Start of PROVIDED RECORDS

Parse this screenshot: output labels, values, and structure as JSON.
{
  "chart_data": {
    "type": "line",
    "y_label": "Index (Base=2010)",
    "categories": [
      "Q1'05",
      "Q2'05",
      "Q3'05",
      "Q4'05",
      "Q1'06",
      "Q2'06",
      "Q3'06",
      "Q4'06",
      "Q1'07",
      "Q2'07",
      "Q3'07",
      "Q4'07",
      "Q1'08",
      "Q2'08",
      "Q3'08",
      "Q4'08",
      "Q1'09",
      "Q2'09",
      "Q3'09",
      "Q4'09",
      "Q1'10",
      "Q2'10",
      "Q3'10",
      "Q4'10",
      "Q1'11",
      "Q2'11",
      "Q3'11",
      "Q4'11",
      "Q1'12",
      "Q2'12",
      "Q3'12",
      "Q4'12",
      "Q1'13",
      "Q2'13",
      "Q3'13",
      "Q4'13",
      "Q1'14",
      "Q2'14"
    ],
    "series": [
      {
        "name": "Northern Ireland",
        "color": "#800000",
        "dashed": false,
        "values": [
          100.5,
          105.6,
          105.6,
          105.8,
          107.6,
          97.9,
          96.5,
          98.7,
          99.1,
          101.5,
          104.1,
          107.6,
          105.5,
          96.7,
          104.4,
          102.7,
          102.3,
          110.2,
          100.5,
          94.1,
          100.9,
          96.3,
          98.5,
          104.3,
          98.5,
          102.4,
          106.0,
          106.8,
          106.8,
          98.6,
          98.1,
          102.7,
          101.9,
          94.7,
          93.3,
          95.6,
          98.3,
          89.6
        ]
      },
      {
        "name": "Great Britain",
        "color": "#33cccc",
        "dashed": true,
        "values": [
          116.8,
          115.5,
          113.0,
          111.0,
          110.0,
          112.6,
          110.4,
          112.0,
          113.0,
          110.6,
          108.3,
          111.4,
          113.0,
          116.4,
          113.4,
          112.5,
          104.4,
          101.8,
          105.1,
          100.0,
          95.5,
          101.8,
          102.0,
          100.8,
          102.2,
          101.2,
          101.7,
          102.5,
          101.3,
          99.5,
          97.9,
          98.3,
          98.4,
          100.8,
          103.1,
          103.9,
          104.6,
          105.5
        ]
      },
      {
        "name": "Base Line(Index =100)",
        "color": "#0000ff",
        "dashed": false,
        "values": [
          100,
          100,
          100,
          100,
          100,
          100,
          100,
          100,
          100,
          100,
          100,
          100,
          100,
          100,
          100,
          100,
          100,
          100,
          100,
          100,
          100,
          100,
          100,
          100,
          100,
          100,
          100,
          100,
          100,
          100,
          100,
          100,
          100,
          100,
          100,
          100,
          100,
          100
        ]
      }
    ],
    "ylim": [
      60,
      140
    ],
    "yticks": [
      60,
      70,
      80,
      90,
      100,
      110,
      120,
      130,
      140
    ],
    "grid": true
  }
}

End of PROVIDED RECORDS

# TASK PROMPT
Show every line from the entries above in which the word "color" appears.

# OUTPUT BELOW
        "color": "#800000",
        "color": "#33cccc",
        "color": "#0000ff",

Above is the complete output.